_WHAT IS ASKED_
Would it be possible to write out each entry below exactly, without the pictures?

---+---

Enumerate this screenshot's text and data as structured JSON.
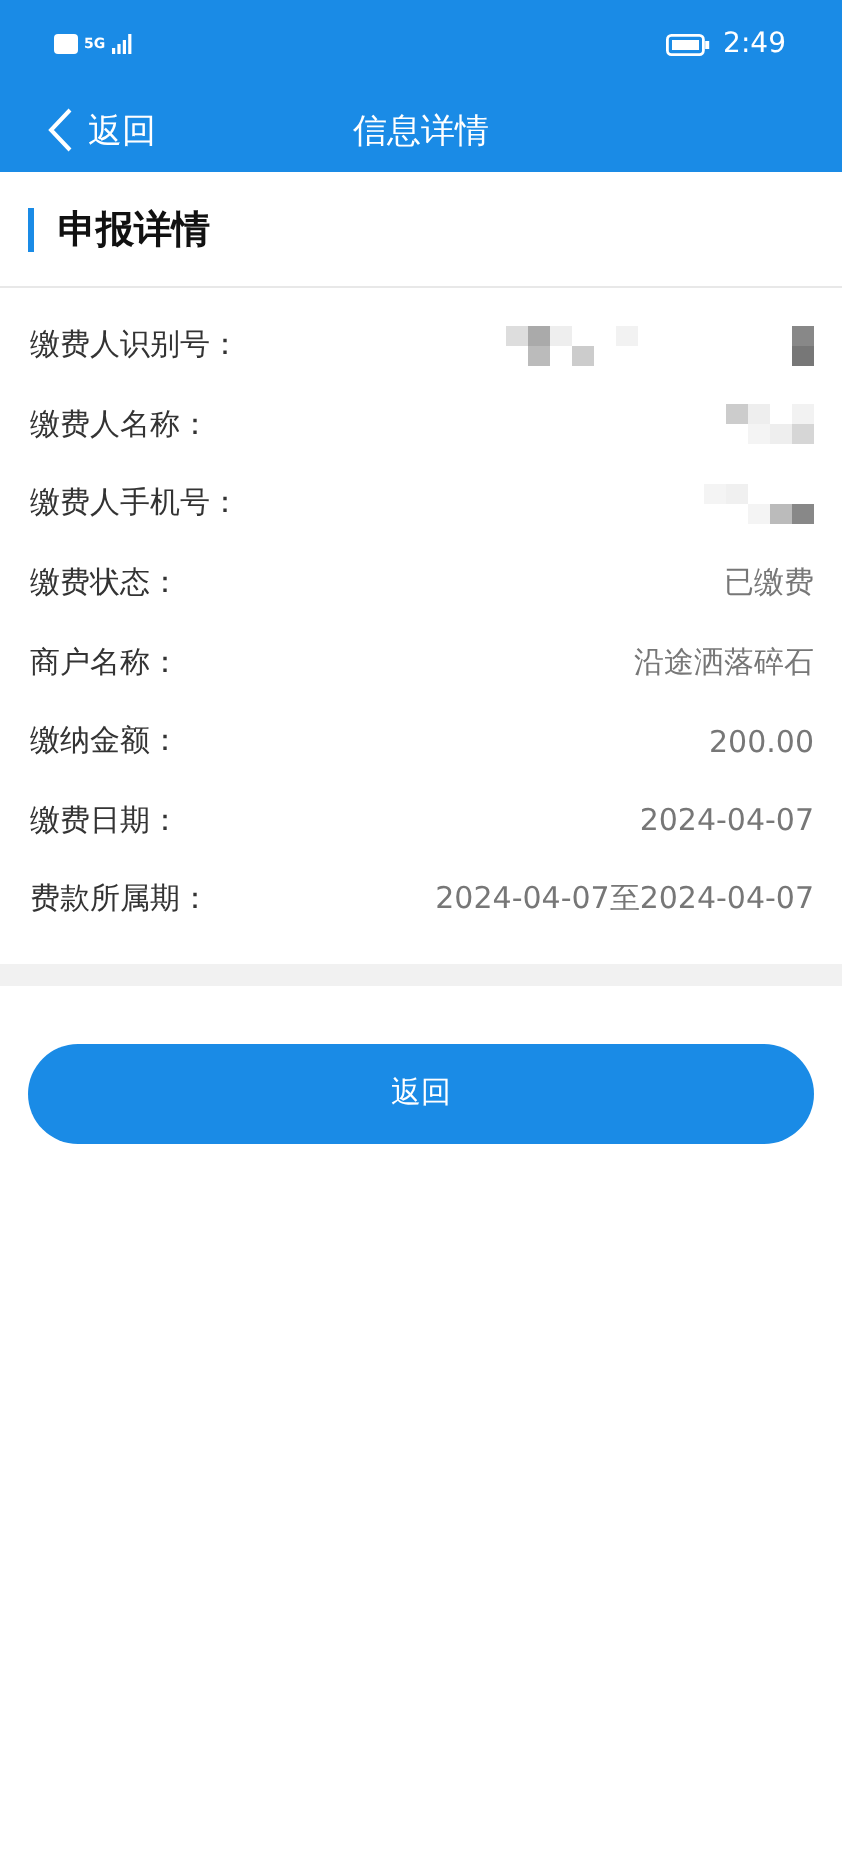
{
  "status_bar": {
    "network": "5G",
    "time": "2:49"
  },
  "nav": {
    "back_label": "返回",
    "title": "信息详情"
  },
  "section": {
    "title": "申报详情"
  },
  "fields": [
    {
      "label": "缴费人识别号：",
      "kind": "masked"
    },
    {
      "label": "缴费人名称：",
      "kind": "masked"
    },
    {
      "label": "缴费人手机号：",
      "kind": "masked"
    },
    {
      "label": "缴费状态：",
      "kind": "text",
      "value": "已缴费"
    },
    {
      "label": "商户名称：",
      "kind": "text",
      "value": "沿途洒落碎石"
    },
    {
      "label": "缴纳金额：",
      "kind": "text",
      "value": "200.00"
    },
    {
      "label": "缴费日期：",
      "kind": "text",
      "value": "2024-04-07"
    },
    {
      "label": "费款所属期：",
      "kind": "text",
      "value": "2024-04-07至2024-04-07"
    }
  ],
  "button": {
    "label": "返回"
  }
}
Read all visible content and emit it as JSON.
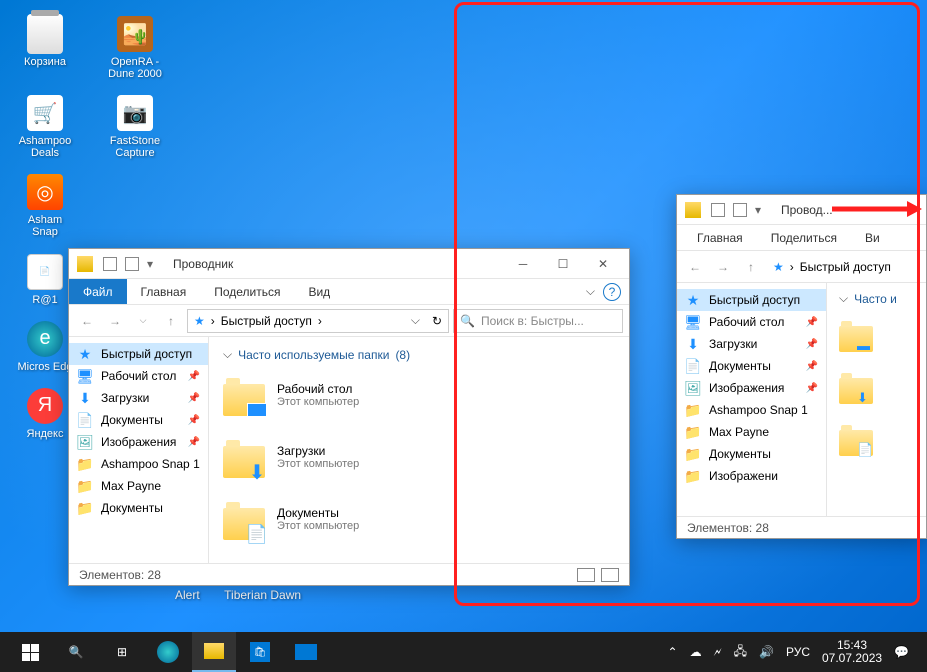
{
  "desktop": {
    "icons": [
      [
        {
          "name": "recycle-bin",
          "label": "Корзина"
        },
        {
          "name": "openra",
          "label": "OpenRA - Dune 2000"
        }
      ],
      [
        {
          "name": "ashampoo-deals",
          "label": "Ashampoo Deals"
        },
        {
          "name": "faststone",
          "label": "FastStone Capture"
        }
      ],
      [
        {
          "name": "ashampoo-snap",
          "label": "Asham Snap"
        }
      ],
      [
        {
          "name": "r-at-1",
          "label": "R@1"
        }
      ],
      [
        {
          "name": "edge",
          "label": "Micros Edg"
        }
      ],
      [
        {
          "name": "yandex",
          "label": "Яндекс"
        }
      ]
    ],
    "hidden_row": [
      {
        "label": "Alert"
      },
      {
        "label": "Tiberian Dawn"
      }
    ]
  },
  "explorer1": {
    "title": "Проводник",
    "tabs": {
      "file": "Файл",
      "home": "Главная",
      "share": "Поделиться",
      "view": "Вид"
    },
    "breadcrumb": "Быстрый доступ",
    "search_placeholder": "Поиск в: Быстры...",
    "section_header": "Часто используемые папки",
    "section_count": "(8)",
    "sidebar": [
      {
        "label": "Быстрый доступ",
        "icon": "star",
        "selected": true,
        "color": "#1e90ff"
      },
      {
        "label": "Рабочий стол",
        "icon": "desktop",
        "pinned": true,
        "color": "#1e90ff"
      },
      {
        "label": "Загрузки",
        "icon": "download",
        "pinned": true,
        "color": "#1e90ff"
      },
      {
        "label": "Документы",
        "icon": "document",
        "pinned": true,
        "color": "#555"
      },
      {
        "label": "Изображения",
        "icon": "image",
        "pinned": true,
        "color": "#4aa"
      },
      {
        "label": "Ashampoo Snap 1",
        "icon": "folder",
        "color": "#ffc83d"
      },
      {
        "label": "Max Payne",
        "icon": "folder",
        "color": "#ffc83d"
      },
      {
        "label": "Документы",
        "icon": "folder",
        "color": "#ffc83d"
      }
    ],
    "folders": [
      {
        "name": "Рабочий стол",
        "sub": "Этот компьютер",
        "overlay": "desktop"
      },
      {
        "name": "Загрузки",
        "sub": "Этот компьютер",
        "overlay": "download"
      },
      {
        "name": "Документы",
        "sub": "Этот компьютер",
        "overlay": "document"
      }
    ],
    "status": "Элементов: 28"
  },
  "explorer2": {
    "title": "Провод...",
    "tabs": {
      "home": "Главная",
      "share": "Поделиться",
      "view": "Ви"
    },
    "breadcrumb": "Быстрый доступ",
    "section_header": "Часто и",
    "sidebar": [
      {
        "label": "Быстрый доступ",
        "icon": "star",
        "selected": true,
        "color": "#1e90ff"
      },
      {
        "label": "Рабочий стол",
        "icon": "desktop",
        "pinned": true,
        "color": "#1e90ff"
      },
      {
        "label": "Загрузки",
        "icon": "download",
        "pinned": true,
        "color": "#1e90ff"
      },
      {
        "label": "Документы",
        "icon": "document",
        "pinned": true,
        "color": "#555"
      },
      {
        "label": "Изображения",
        "icon": "image",
        "pinned": true,
        "color": "#4aa"
      },
      {
        "label": "Ashampoo Snap 1",
        "icon": "folder",
        "color": "#ffc83d"
      },
      {
        "label": "Max Payne",
        "icon": "folder",
        "color": "#ffc83d"
      },
      {
        "label": "Документы",
        "icon": "folder",
        "color": "#ffc83d"
      },
      {
        "label": "Изображени",
        "icon": "folder",
        "color": "#ffc83d"
      }
    ],
    "status": "Элементов: 28"
  },
  "taskbar": {
    "tray": {
      "lang": "РУС",
      "time": "15:43",
      "date": "07.07.2023"
    }
  }
}
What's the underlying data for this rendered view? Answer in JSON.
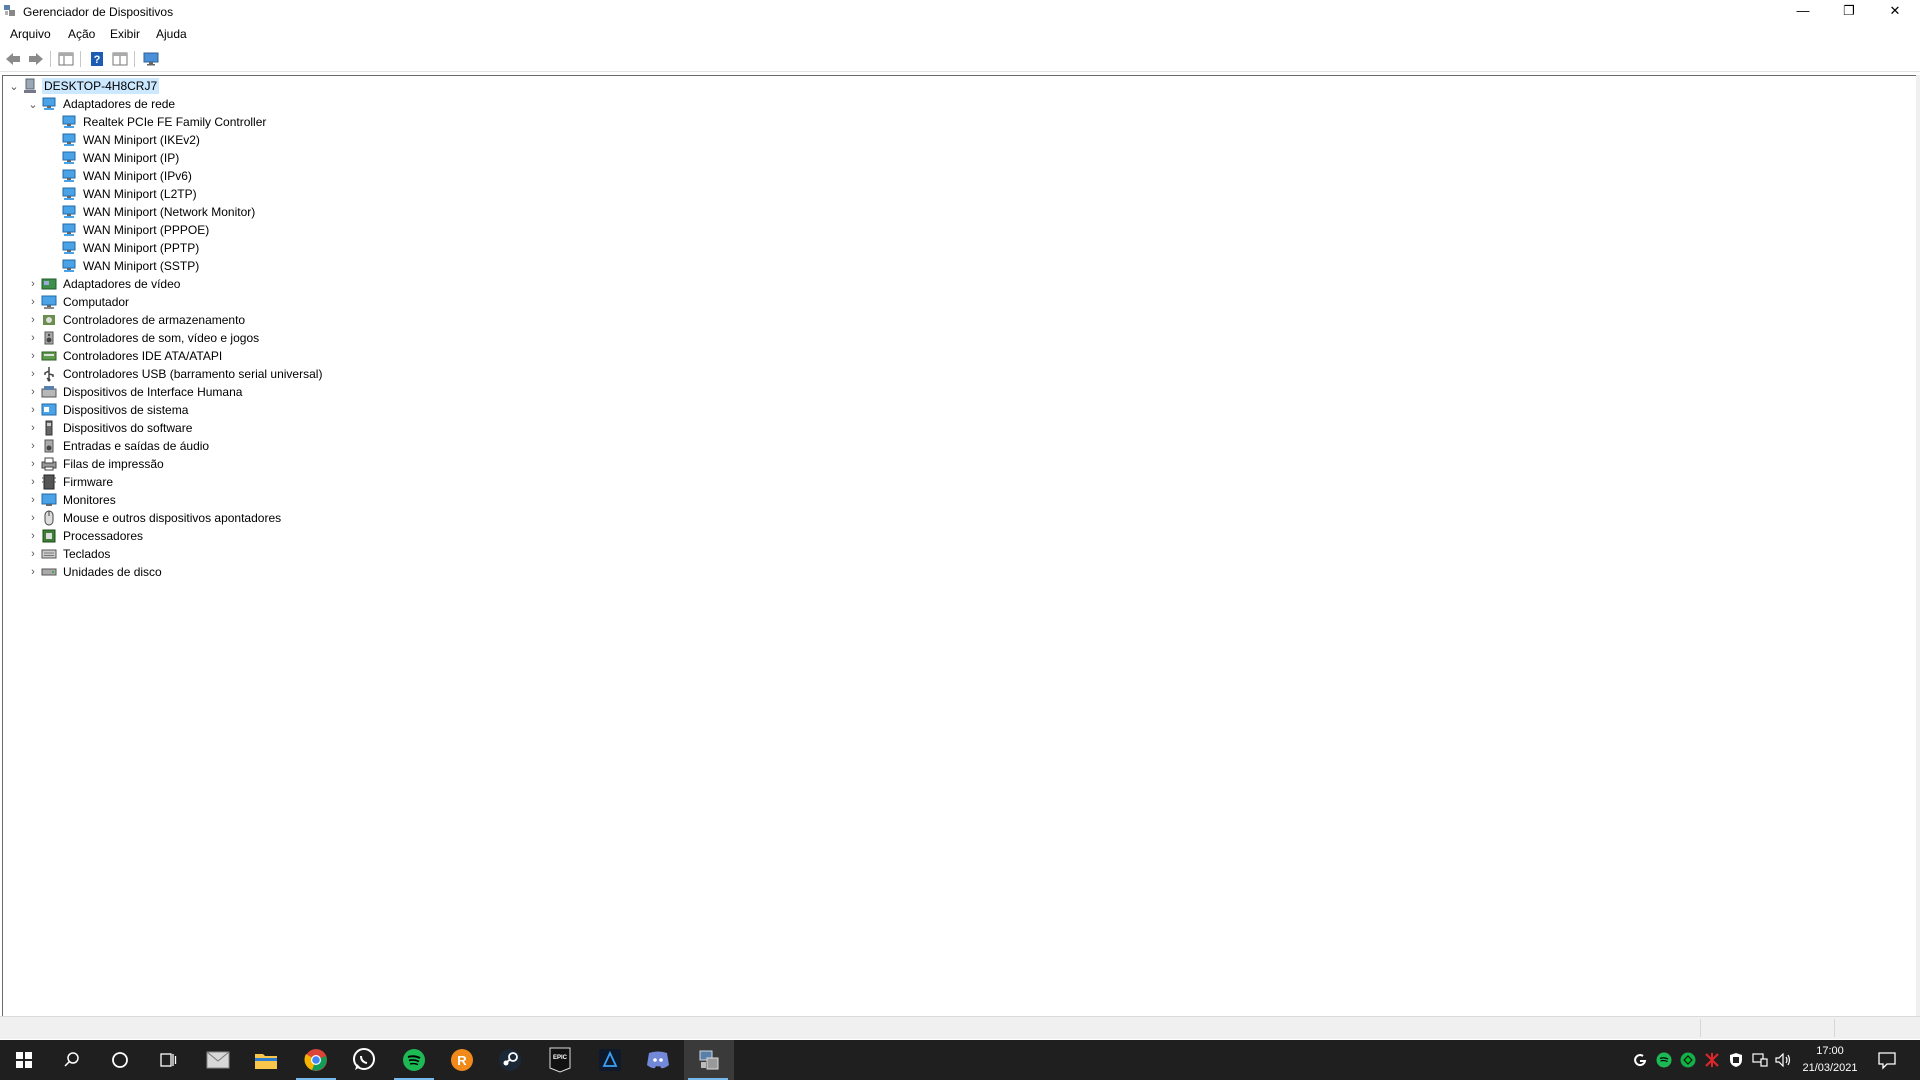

---+---

_ANSWER FOR THIS EXERCISE_
Enumerate this screenshot's text and data as structured JSON.
{
  "status_bar": {
    "network": "5G",
    "time": "2:49"
  },
  "nav": {
    "back_label": "返回",
    "title": "信息详情"
  },
  "section": {
    "title": "申报详情"
  },
  "fields": [
    {
      "label": "缴费人识别号：",
      "kind": "masked"
    },
    {
      "label": "缴费人名称：",
      "kind": "masked"
    },
    {
      "label": "缴费人手机号：",
      "kind": "masked"
    },
    {
      "label": "缴费状态：",
      "kind": "text",
      "value": "已缴费"
    },
    {
      "label": "商户名称：",
      "kind": "text",
      "value": "沿途洒落碎石"
    },
    {
      "label": "缴纳金额：",
      "kind": "text",
      "value": "200.00"
    },
    {
      "label": "缴费日期：",
      "kind": "text",
      "value": "2024-04-07"
    },
    {
      "label": "费款所属期：",
      "kind": "text",
      "value": "2024-04-07至2024-04-07"
    }
  ],
  "button": {
    "label": "返回"
  }
}
Read all visible content and emit it as JSON.
{
  "desktop": {
    "icons": [
      [
        {
          "name": "recycle-bin",
          "label": "Корзина"
        },
        {
          "name": "openra",
          "label": "OpenRA - Dune 2000"
        }
      ],
      [
        {
          "name": "ashampoo-deals",
          "label": "Ashampoo Deals"
        },
        {
          "name": "faststone",
          "label": "FastStone Capture"
        }
      ],
      [
        {
          "name": "ashampoo-snap",
          "label": "Asham Snap"
        }
      ],
      [
        {
          "name": "r-at-1",
          "label": "R@1"
        }
      ],
      [
        {
          "name": "edge",
          "label": "Micros Edg"
        }
      ],
      [
        {
          "name": "yandex",
          "label": "Яндекс"
        }
      ]
    ],
    "hidden_row": [
      {
        "label": "Alert"
      },
      {
        "label": "Tiberian Dawn"
      }
    ]
  },
  "explorer1": {
    "title": "Проводник",
    "tabs": {
      "file": "Файл",
      "home": "Главная",
      "share": "Поделиться",
      "view": "Вид"
    },
    "breadcrumb": "Быстрый доступ",
    "search_placeholder": "Поиск в: Быстры...",
    "section_header": "Часто используемые папки",
    "section_count": "(8)",
    "sidebar": [
      {
        "label": "Быстрый доступ",
        "icon": "star",
        "selected": true,
        "color": "#1e90ff"
      },
      {
        "label": "Рабочий стол",
        "icon": "desktop",
        "pinned": true,
        "color": "#1e90ff"
      },
      {
        "label": "Загрузки",
        "icon": "download",
        "pinned": true,
        "color": "#1e90ff"
      },
      {
        "label": "Документы",
        "icon": "document",
        "pinned": true,
        "color": "#555"
      },
      {
        "label": "Изображения",
        "icon": "image",
        "pinned": true,
        "color": "#4aa"
      },
      {
        "label": "Ashampoo Snap 1",
        "icon": "folder",
        "color": "#ffc83d"
      },
      {
        "label": "Max Payne",
        "icon": "folder",
        "color": "#ffc83d"
      },
      {
        "label": "Документы",
        "icon": "folder",
        "color": "#ffc83d"
      }
    ],
    "folders": [
      {
        "name": "Рабочий стол",
        "sub": "Этот компьютер",
        "overlay": "desktop"
      },
      {
        "name": "Загрузки",
        "sub": "Этот компьютер",
        "overlay": "download"
      },
      {
        "name": "Документы",
        "sub": "Этот компьютер",
        "overlay": "document"
      }
    ],
    "status": "Элементов: 28"
  },
  "explorer2": {
    "title": "Провод...",
    "tabs": {
      "home": "Главная",
      "share": "Поделиться",
      "view": "Ви"
    },
    "breadcrumb": "Быстрый доступ",
    "section_header": "Часто и",
    "sidebar": [
      {
        "label": "Быстрый доступ",
        "icon": "star",
        "selected": true,
        "color": "#1e90ff"
      },
      {
        "label": "Рабочий стол",
        "icon": "desktop",
        "pinned": true,
        "color": "#1e90ff"
      },
      {
        "label": "Загрузки",
        "icon": "download",
        "pinned": true,
        "color": "#1e90ff"
      },
      {
        "label": "Документы",
        "icon": "document",
        "pinned": true,
        "color": "#555"
      },
      {
        "label": "Изображения",
        "icon": "image",
        "pinned": true,
        "color": "#4aa"
      },
      {
        "label": "Ashampoo Snap 1",
        "icon": "folder",
        "color": "#ffc83d"
      },
      {
        "label": "Max Payne",
        "icon": "folder",
        "color": "#ffc83d"
      },
      {
        "label": "Документы",
        "icon": "folder",
        "color": "#ffc83d"
      },
      {
        "label": "Изображени",
        "icon": "folder",
        "color": "#ffc83d"
      }
    ],
    "status": "Элементов: 28"
  },
  "taskbar": {
    "tray": {
      "lang": "РУС",
      "time": "15:43",
      "date": "07.07.2023"
    }
  }
}
What's the underlying data for this rendered view? Answer in JSON.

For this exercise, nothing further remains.